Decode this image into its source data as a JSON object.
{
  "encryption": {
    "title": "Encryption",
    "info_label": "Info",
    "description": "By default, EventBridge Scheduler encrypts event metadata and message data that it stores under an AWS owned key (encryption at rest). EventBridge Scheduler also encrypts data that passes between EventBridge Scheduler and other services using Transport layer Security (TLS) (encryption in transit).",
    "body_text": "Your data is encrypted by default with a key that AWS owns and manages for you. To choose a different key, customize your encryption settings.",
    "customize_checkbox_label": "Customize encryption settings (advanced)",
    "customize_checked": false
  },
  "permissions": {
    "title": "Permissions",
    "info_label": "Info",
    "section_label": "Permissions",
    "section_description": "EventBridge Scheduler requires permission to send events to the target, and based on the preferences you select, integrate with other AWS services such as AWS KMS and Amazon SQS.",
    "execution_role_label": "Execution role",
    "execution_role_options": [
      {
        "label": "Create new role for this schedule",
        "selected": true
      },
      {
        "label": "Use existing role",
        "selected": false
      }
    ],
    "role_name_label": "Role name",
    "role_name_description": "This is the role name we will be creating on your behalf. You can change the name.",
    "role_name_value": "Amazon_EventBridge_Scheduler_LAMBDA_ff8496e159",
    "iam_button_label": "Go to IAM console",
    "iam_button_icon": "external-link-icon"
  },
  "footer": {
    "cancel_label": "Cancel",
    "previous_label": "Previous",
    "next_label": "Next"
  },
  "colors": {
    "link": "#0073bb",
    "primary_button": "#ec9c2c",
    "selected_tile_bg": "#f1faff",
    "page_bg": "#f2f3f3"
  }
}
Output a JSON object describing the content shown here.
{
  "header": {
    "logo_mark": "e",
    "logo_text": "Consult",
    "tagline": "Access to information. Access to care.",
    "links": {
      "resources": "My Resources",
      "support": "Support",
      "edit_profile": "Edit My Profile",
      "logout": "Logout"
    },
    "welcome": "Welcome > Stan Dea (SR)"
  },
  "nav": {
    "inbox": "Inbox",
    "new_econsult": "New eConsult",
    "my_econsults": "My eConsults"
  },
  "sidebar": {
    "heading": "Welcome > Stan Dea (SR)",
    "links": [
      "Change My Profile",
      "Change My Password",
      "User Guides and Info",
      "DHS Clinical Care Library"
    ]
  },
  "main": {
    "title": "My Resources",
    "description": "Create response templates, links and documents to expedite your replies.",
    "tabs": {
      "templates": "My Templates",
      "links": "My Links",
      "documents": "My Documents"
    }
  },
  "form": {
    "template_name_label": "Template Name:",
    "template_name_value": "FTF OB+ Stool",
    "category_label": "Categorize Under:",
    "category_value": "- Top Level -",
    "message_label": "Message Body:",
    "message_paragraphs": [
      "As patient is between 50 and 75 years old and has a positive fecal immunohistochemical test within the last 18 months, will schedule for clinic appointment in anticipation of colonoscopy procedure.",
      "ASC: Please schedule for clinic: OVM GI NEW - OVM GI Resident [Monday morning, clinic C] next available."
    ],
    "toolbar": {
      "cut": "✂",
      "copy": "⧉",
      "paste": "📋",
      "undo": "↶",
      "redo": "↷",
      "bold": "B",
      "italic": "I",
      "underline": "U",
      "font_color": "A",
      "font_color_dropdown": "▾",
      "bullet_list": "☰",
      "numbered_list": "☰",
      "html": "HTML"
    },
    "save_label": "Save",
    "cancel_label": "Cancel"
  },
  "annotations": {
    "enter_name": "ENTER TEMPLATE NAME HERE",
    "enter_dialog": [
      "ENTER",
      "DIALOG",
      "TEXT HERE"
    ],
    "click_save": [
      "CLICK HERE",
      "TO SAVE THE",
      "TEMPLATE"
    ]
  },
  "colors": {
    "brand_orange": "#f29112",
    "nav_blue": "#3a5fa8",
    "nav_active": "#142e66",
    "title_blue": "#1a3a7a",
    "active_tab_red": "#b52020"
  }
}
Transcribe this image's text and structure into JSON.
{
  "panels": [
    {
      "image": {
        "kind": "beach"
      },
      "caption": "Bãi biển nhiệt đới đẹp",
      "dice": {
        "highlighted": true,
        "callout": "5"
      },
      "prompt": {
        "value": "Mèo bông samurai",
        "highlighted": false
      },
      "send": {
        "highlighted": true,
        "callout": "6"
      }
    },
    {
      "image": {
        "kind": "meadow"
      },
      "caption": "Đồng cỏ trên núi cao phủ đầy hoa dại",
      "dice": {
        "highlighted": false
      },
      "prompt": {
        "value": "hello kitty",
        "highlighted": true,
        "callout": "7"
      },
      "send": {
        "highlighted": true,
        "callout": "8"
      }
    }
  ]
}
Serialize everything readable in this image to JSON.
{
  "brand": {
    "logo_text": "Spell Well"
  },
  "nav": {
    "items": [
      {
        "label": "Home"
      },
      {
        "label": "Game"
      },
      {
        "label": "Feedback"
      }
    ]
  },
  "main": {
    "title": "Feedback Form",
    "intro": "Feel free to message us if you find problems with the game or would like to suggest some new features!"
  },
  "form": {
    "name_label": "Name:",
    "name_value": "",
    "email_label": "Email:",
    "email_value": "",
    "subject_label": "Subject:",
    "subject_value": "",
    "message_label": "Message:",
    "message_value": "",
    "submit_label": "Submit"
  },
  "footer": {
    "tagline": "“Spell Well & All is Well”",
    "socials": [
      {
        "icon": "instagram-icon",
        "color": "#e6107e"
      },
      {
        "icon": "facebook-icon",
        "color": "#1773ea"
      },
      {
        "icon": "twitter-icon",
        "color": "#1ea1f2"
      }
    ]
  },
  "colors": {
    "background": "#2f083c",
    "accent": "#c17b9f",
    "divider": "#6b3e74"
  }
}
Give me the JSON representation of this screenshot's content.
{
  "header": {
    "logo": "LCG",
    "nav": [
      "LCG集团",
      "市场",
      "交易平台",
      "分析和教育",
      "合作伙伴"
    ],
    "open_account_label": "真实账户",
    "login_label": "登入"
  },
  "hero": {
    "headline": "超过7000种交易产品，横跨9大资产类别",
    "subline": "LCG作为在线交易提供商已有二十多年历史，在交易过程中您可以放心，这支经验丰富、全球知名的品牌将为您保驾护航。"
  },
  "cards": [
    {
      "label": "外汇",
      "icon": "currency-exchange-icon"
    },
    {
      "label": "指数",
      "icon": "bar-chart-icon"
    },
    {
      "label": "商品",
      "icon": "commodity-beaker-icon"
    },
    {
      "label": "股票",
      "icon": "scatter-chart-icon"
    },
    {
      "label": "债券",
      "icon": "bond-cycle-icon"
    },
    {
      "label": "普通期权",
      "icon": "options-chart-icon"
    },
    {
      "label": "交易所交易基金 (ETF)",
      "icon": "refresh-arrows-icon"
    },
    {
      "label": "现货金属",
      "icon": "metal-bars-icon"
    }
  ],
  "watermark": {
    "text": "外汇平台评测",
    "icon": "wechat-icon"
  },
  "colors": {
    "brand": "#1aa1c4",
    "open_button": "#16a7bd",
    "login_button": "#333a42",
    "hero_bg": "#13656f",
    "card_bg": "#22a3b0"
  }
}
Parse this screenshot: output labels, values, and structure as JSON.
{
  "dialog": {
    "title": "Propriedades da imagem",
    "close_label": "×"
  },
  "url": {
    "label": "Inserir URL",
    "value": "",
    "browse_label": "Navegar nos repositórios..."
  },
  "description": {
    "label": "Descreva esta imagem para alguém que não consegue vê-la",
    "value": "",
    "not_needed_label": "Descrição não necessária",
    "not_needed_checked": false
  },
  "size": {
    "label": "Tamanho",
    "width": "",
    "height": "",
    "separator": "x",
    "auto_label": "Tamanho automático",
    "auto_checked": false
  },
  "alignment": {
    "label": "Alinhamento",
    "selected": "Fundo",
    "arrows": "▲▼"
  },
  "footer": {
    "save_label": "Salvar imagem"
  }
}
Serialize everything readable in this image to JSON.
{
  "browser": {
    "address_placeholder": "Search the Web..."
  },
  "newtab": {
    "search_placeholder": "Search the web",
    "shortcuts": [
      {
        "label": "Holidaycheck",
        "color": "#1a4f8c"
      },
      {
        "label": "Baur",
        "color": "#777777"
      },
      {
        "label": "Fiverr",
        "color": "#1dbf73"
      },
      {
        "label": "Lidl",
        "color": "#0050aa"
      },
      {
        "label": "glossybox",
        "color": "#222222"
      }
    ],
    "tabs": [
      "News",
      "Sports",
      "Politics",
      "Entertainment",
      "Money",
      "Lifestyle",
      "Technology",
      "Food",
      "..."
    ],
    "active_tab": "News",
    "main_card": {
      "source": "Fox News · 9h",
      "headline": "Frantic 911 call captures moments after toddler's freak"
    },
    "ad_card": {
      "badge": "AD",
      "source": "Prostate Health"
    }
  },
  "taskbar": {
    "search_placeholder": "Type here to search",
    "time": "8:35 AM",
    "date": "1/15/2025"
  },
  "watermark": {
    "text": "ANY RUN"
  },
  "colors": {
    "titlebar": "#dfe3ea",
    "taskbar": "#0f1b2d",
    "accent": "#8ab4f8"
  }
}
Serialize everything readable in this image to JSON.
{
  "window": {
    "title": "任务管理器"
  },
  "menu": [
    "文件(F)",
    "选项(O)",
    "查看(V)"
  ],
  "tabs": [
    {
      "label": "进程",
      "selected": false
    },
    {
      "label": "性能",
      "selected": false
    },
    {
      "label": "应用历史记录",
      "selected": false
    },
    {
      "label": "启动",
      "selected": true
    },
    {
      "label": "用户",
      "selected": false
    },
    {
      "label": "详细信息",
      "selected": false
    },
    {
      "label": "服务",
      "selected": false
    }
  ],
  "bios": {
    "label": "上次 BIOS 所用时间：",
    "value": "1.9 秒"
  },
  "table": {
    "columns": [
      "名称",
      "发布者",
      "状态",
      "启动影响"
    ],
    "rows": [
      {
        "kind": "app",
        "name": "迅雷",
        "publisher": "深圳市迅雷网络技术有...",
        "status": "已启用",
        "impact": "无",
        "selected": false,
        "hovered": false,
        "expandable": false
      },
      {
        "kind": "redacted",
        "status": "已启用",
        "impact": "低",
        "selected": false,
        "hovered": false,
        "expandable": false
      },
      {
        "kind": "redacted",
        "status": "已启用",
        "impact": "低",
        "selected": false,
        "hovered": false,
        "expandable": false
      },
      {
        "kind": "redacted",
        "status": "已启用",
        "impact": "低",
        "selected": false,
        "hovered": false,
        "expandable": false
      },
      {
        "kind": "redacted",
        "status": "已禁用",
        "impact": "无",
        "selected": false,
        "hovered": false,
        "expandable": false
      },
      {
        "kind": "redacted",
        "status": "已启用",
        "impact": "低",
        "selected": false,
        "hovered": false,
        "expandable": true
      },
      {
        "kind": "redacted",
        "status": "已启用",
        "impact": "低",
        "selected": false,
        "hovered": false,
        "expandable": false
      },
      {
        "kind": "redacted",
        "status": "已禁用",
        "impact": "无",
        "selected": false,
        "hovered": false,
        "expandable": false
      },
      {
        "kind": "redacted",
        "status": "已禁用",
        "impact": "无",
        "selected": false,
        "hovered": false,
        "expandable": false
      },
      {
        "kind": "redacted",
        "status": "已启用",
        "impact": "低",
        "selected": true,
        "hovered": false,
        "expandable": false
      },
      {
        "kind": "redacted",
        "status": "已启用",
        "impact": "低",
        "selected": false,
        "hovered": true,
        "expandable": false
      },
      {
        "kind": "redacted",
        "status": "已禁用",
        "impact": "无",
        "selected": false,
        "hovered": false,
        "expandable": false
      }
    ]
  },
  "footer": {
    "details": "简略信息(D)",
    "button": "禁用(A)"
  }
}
======
> [PROMPT]: Every line holding "screenshot" should be copied out.

> [SOLUTION FOR THIS TASK]:
Give me the JSON representation of this screenshot's content.
Parse this screenshot: output labels, values, and structure as JSON.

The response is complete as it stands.